→ INSTRUCTIONS TO FOLLOW
Pictures stay out of the copy; set down each line of the listing below exactly.

Records contained in a dataset
--- BEGIN ---

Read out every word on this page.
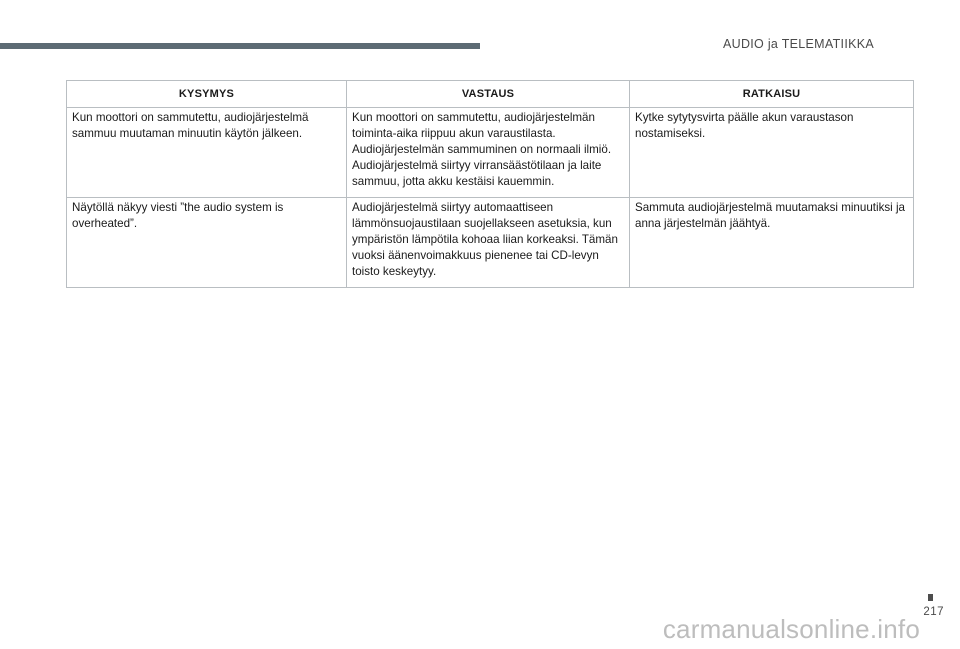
AUDIO ja TELEMATIIKKA
KYSYMYS	VASTAUS	RATKAISU
Kun moottori on sammutettu, audiojärjestelmä sammuu muutaman minuutin käytön jälkeen.	Kun moottori on sammutettu, audiojärjestelmän toiminta-aika riippuu akun varaustilasta. Audiojärjestelmän sammuminen on normaali ilmiö. Audiojärjestelmä siirtyy virransäästötilaan ja laite sammuu, jotta akku kestäisi kauemmin.	Kytke sytytysvirta päälle akun varaustason nostamiseksi.
Näytöllä näkyy viesti ”the audio system is overheated”.	Audiojärjestelmä siirtyy automaattiseen lämmönsuojaustilaan suojellakseen asetuksia, kun ympäristön lämpötila kohoaa liian korkeaksi. Tämän vuoksi äänenvoimakkuus pienenee tai CD-levyn toisto keskeytyy.	Sammuta audiojärjestelmä muutamaksi minuutiksi ja anna järjestelmän jäähtyä.
217
carmanualsonline.info
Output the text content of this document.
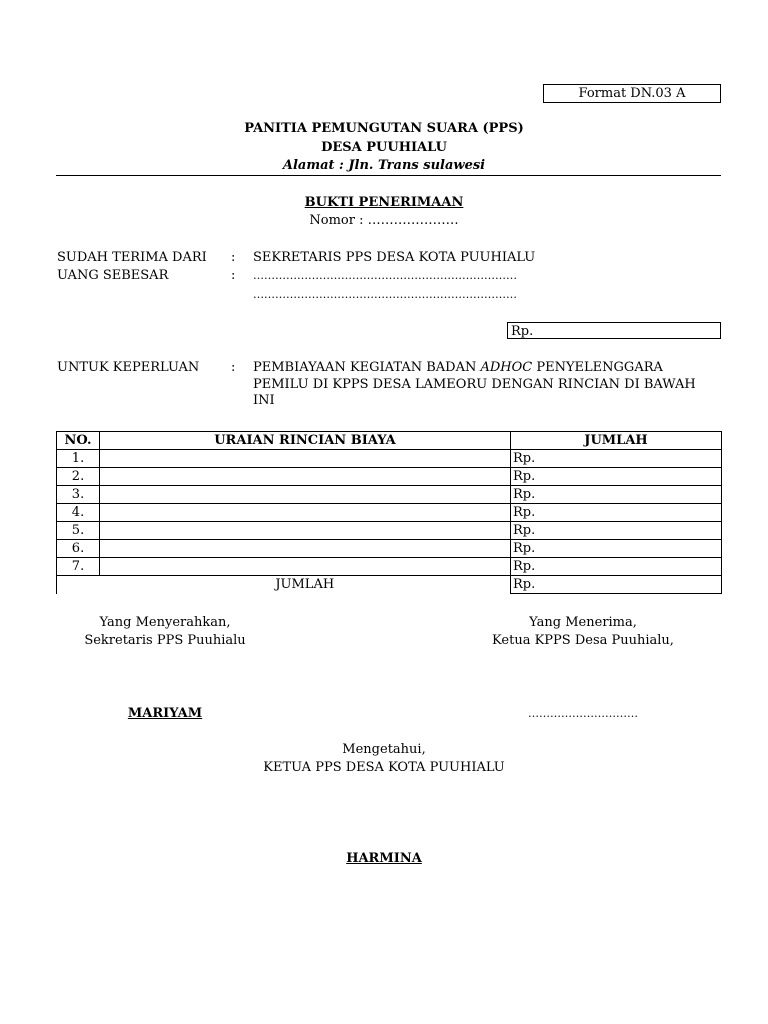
Format DN.03 A
PANITIA PEMUNGUTAN SUARA (PPS)
DESA PUUHIALU
Alamat : Jln. Trans sulawesi
BUKTI PENERIMAAN
Nomor : …………………
SUDAH TERIMA DARI : SEKRETARIS PPS DESA KOTA PUUHIALU
UANG SEBESAR	: ………………………………………………………………
………………………………………………………………
Rp.
UNTUK KEPERLUAN : PEMBIAYAAN KEGIATAN BADAN ADHOC PENYELENGGARA
PEMILU DI KPPS DESA LAMEORU DENGAN RINCIAN DI BAWAH
INI
NO.	URAIAN RINCIAN BIAYA	JUMLAH
1.		Rp.
2.		Rp.
3.		Rp.
4.		Rp.
5.		Rp.
6.		Rp.
7.		Rp.
	JUMLAH	Rp.
Yang Menyerahkan,
Sekretaris PPS Puuhialu
MARIYAM
Yang Menerima,
Ketua KPPS Desa Puuhialu,
…………………………
Mengetahui,
KETUA PPS DESA KOTA PUUHIALU
HARMINA
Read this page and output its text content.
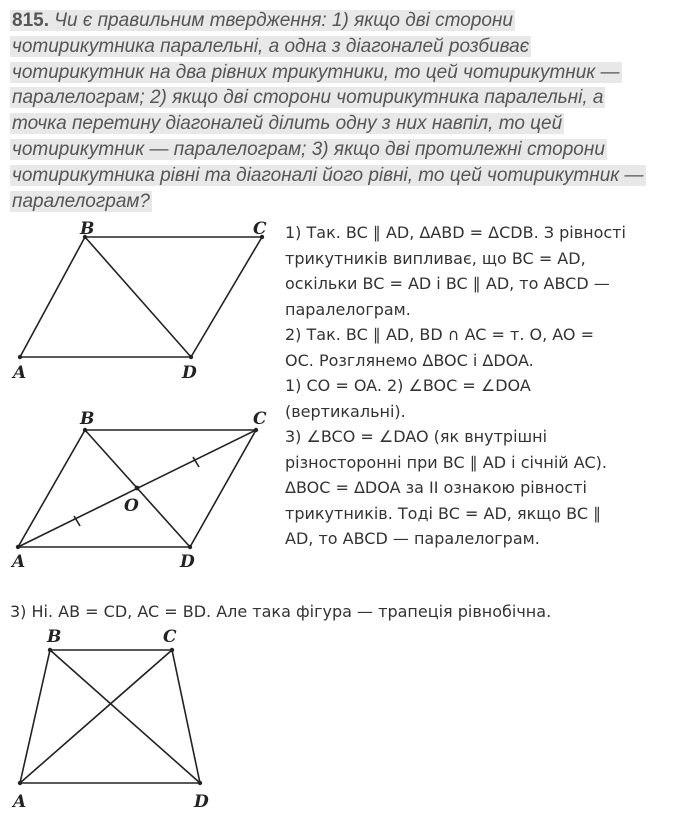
815. Чи є правильним твердження: 1) якщо дві сторони
чотирикутника паралельні, а одна з діагоналей розбиває
чотирикутник на два рівних трикутники, то цей чотирикутник —
паралелограм; 2) якщо дві сторони чотирикутника паралельні, а
точка перетину діагоналей ділить одну з них навпіл, то цей
чотирикутник — паралелограм; 3) якщо дві протилежні сторони
чотирикутника рівні та діагоналі його рівні, то цей чотирикутник —
паралелограм?
B	C
A	D
B	C
A	D
O
1) Так. BC ∥ AD, ΔABD = ΔCDB. З рівності
трикутників випливає, що BC = AD,
оскільки BC = AD і BC ∥ AD, то ABCD —
паралелограм.
2) Так. BC ∥ AD, BD ∩ AC = т. O, AO =
OC. Розглянемо ΔBOC і ΔDOA.
1) CO = OA. 2) ∠BOC = ∠DOA
(вертикальні).
3) ∠BCO = ∠DAO (як внутрішні
різносторонні при BC ∥ AD і січній AC).
ΔBOC = ΔDOA за II ознакою рівності
трикутників. Тоді BC = AD, якщо BC ∥
AD, то ABCD — паралелограм.
3) Ні. AB = CD, AC = BD. Але така фігура — трапеція рівнобічна.
B	C
A	D
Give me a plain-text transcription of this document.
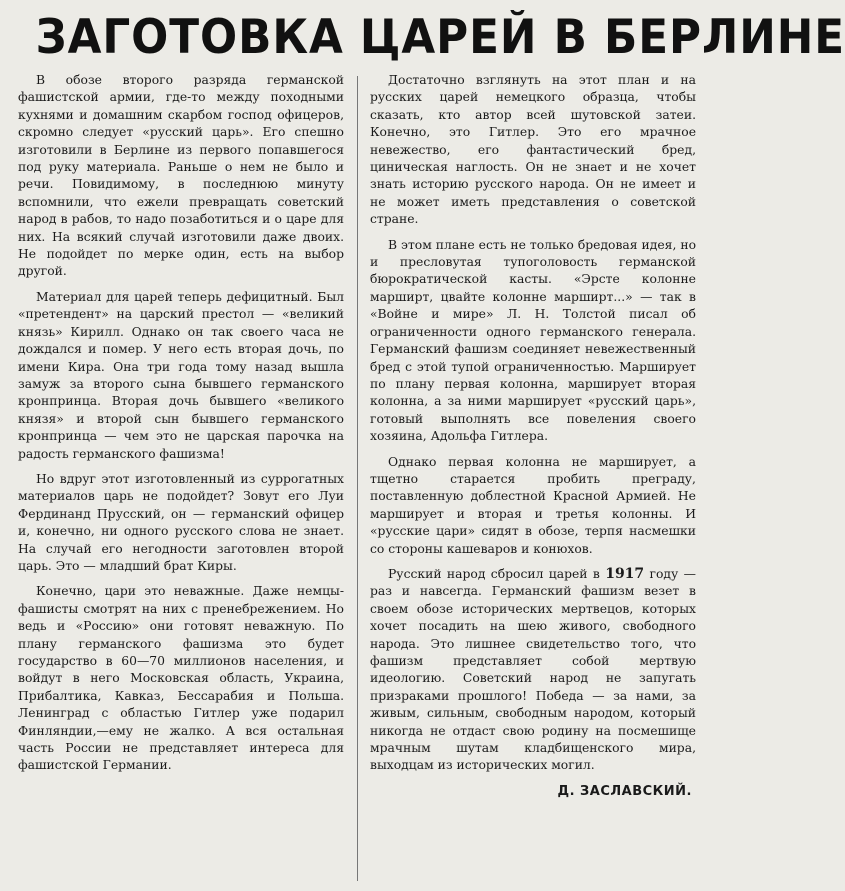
ЗАГОТОВКА ЦАРЕЙ В БЕРЛИНЕ

В обозе второго разряда германской фашистской армии, где-то между походными кухнями и домашним скарбом господ офицеров, скромно следует «русский царь». Его спешно изготовили в Берлине из первого попавшегося под руку материала. Раньше о нем не было и речи. Повидимому, в последнюю минуту вспомнили, что ежели превращать советский народ в рабов, то надо позаботиться и о царе для них. На всякий случай изготовили даже двоих. Не подойдет по мерке один, есть на выбор другой.

Материал для царей теперь дефицитный. Был «претендент» на царский престол — «великий князь» Кирилл. Однако он так своего часа не дождался и помер. У него есть вторая дочь, по имени Кира. Она три года тому назад вышла замуж за второго сына бывшего германского кронпринца. Вторая дочь бывшего «великого князя» и второй сын бывшего германского кронпринца — чем это не царская парочка на радость германского фашизма!

Но вдруг этот изготовленный из суррогатных материалов царь не подойдет? Зовут его Луи Фердинанд Прусский, он — германский офицер и, конечно, ни одного русского слова не знает. На случай его негодности заготовлен второй царь. Это — младший брат Киры.

Конечно, цари это неважные. Даже немцы-фашисты смотрят на них с пренебрежением. Но ведь и «Россию» они готовят неважную. По плану германского фашизма это будет государство в 60—70 миллионов населения, и войдут в него Московская область, Украина, Прибалтика, Кавказ, Бессарабия и Польша. Ленинград с областью Гитлер уже подарил Финляндии,—ему не жалко. А вся остальная часть России не представляет интереса для фашистской Германии.

Достаточно взглянуть на этот план и на русских царей немецкого образца, чтобы сказать, кто автор всей шутовской затеи. Конечно, это Гитлер. Это его мрачное невежество, его фантастический бред, циническая наглость. Он не знает и не хочет знать историю русского народа. Он не имеет и не может иметь представления о советской стране.

В этом плане есть не только бредовая идея, но и пресловутая тупоголовость германской бюрократической касты. «Эрсте колонне марширт, цвайте колонне марширт...» — так в «Войне и мире» Л. Н. Толстой писал об ограниченности одного германского генерала. Германский фашизм соединяет невежественный бред с этой тупой ограниченностью. Марширует по плану первая колонна, марширует вторая колонна, а за ними марширует «русский царь», готовый выполнять все повеления своего хозяина, Адольфа Гитлера.

Однако первая колонна не марширует, а тщетно старается пробить преграду, поставленную доблестной Красной Армией. Не марширует и вторая и третья колонны. И «русские цари» сидят в обозе, терпя насмешки со стороны кашеваров и конюхов.

Русский народ сбросил царей в 1917 году — раз и навсегда. Германский фашизм везет в своем обозе исторических мертвецов, которых хочет посадить на шею живого, свободного народа. Это лишнее свидетельство того, что фашизм представляет собой мертвую идеологию. Советский народ не запугать призраками прошлого! Победа — за нами, за живым, сильным, свободным народом, который никогда не отдаст свою родину на посмешище мрачным шутам кладбищенского мира, выходцам из исторических могил.

Д. ЗАСЛАВСКИЙ.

--- END ---

→ FULL SOLUTION
Read out every word on this page.
AUDIO ja TELEMATIIKKA
KYSYMYS	VASTAUS	RATKAISU
Kun moottori on sammutettu, audiojärjestelmä sammuu muutaman minuutin käytön jälkeen.	Kun moottori on sammutettu, audiojärjestelmän toiminta-aika riippuu akun varaustilasta. Audiojärjestelmän sammuminen on normaali ilmiö. Audiojärjestelmä siirtyy virransäästötilaan ja laite sammuu, jotta akku kestäisi kauemmin.	Kytke sytytysvirta päälle akun varaustason nostamiseksi.
Näytöllä näkyy viesti ”the audio system is overheated”.	Audiojärjestelmä siirtyy automaattiseen lämmönsuojaustilaan suojellakseen asetuksia, kun ympäristön lämpötila kohoaa liian korkeaksi. Tämän vuoksi äänenvoimakkuus pienenee tai CD-levyn toisto keskeytyy.	Sammuta audiojärjestelmä muutamaksi minuutiksi ja anna järjestelmän jäähtyä.
217
carmanualsonline.info
Output the text content of this document.
Format DN.03 A
PANITIA PEMUNGUTAN SUARA (PPS)
DESA PUUHIALU
Alamat : Jln. Trans sulawesi
BUKTI PENERIMAAN
Nomor : …………………
SUDAH TERIMA DARI : SEKRETARIS PPS DESA KOTA PUUHIALU
UANG SEBESAR	: ………………………………………………………………
………………………………………………………………
Rp.
UNTUK KEPERLUAN : PEMBIAYAAN KEGIATAN BADAN ADHOC PENYELENGGARA
PEMILU DI KPPS DESA LAMEORU DENGAN RINCIAN DI BAWAH
INI
NO.	URAIAN RINCIAN BIAYA	JUMLAH
1.		Rp.
2.		Rp.
3.		Rp.
4.		Rp.
5.		Rp.
6.		Rp.
7.		Rp.
	JUMLAH	Rp.
Yang Menyerahkan,
Sekretaris PPS Puuhialu
MARIYAM
Yang Menerima,
Ketua KPPS Desa Puuhialu,
…………………………
Mengetahui,
KETUA PPS DESA KOTA PUUHIALU
HARMINA
Read this page and output its text content.
815. Чи є правильним твердження: 1) якщо дві сторони
чотирикутника паралельні, а одна з діагоналей розбиває
чотирикутник на два рівних трикутники, то цей чотирикутник —
паралелограм; 2) якщо дві сторони чотирикутника паралельні, а
точка перетину діагоналей ділить одну з них навпіл, то цей
чотирикутник — паралелограм; 3) якщо дві протилежні сторони
чотирикутника рівні та діагоналі його рівні, то цей чотирикутник —
паралелограм?
B	C
A	D
B	C
A	D
O
1) Так. BC ∥ AD, ΔABD = ΔCDB. З рівності
трикутників випливає, що BC = AD,
оскільки BC = AD і BC ∥ AD, то ABCD —
паралелограм.
2) Так. BC ∥ AD, BD ∩ AC = т. O, AO =
OC. Розглянемо ΔBOC і ΔDOA.
1) CO = OA. 2) ∠BOC = ∠DOA
(вертикальні).
3) ∠BCO = ∠DAO (як внутрішні
різносторонні при BC ∥ AD і січній AC).
ΔBOC = ΔDOA за II ознакою рівності
трикутників. Тоді BC = AD, якщо BC ∥
AD, то ABCD — паралелограм.
3) Ні. AB = CD, AC = BD. Але така фігура — трапеція рівнобічна.
B	C
A	D
Give me a plain-text transcription of this document.
ЗАГОТОВКА ЦАРЕЙ В БЕРЛИНЕ

В обозе второго разряда германской фашистской армии, где-то между походными кухнями и домашним скарбом господ офицеров, скромно следует «русский царь». Его спешно изготовили в Берлине из первого попавшегося под руку материала. Раньше о нем не было и речи. Повидимому, в последнюю минуту вспомнили, что ежели превращать советский народ в рабов, то надо позаботиться и о царе для них. На всякий случай изготовили даже двоих. Не подойдет по мерке один, есть на выбор другой.

Материал для царей теперь дефицитный. Был «претендент» на царский престол — «великий князь» Кирилл. Однако он так своего часа не дождался и помер. У него есть вторая дочь, по имени Кира. Она три года тому назад вышла замуж за второго сына бывшего германского кронпринца. Вторая дочь бывшего «великого князя» и второй сын бывшего германского кронпринца — чем это не царская парочка на радость германского фашизма!

Но вдруг этот изготовленный из суррогатных материалов царь не подойдет? Зовут его Луи Фердинанд Прусский, он — германский офицер и, конечно, ни одного русского слова не знает. На случай его негодности заготовлен второй царь. Это — младший брат Киры.

Конечно, цари это неважные. Даже немцы-фашисты смотрят на них с пренебрежением. Но ведь и «Россию» они готовят неважную. По плану германского фашизма это будет государство в 60—70 миллионов населения, и войдут в него Московская область, Украина, Прибалтика, Кавказ, Бессарабия и Польша. Ленинград с областью Гитлер уже подарил Финляндии,—ему не жалко. А вся остальная часть России не представляет интереса для фашистской Германии.

Достаточно взглянуть на этот план и на русских царей немецкого образца, чтобы сказать, кто автор всей шутовской затеи. Конечно, это Гитлер. Это его мрачное невежество, его фантастический бред, циническая наглость. Он не знает и не хочет знать историю русского народа. Он не имеет и не может иметь представления о советской стране.

В этом плане есть не только бредовая идея, но и пресловутая тупоголовость германской бюрократической касты. «Эрсте колонне марширт, цвайте колонне марширт...» — так в «Войне и мире» Л. Н. Толстой писал об ограниченности одного германского генерала. Германский фашизм соединяет невежественный бред с этой тупой ограниченностью. Марширует по плану первая колонна, марширует вторая колонна, а за ними марширует «русский царь», готовый выполнять все повеления своего хозяина, Адольфа Гитлера.

Однако первая колонна не марширует, а тщетно старается пробить преграду, поставленную доблестной Красной Армией. Не марширует и вторая и третья колонны. И «русские цари» сидят в обозе, терпя насмешки со стороны кашеваров и конюхов.

Русский народ сбросил царей в 1917 году — раз и навсегда. Германский фашизм везет в своем обозе исторических мертвецов, которых хочет посадить на шею живого, свободного народа. Это лишнее свидетельство того, что фашизм представляет собой мертвую идеологию. Советский народ не запугать призраками прошлого! Победа — за нами, за живым, сильным, свободным народом, который никогда не отдаст свою родину на посмешище мрачным шутам кладбищенского мира, выходцам из исторических могил.

Д. ЗАСЛАВСКИЙ.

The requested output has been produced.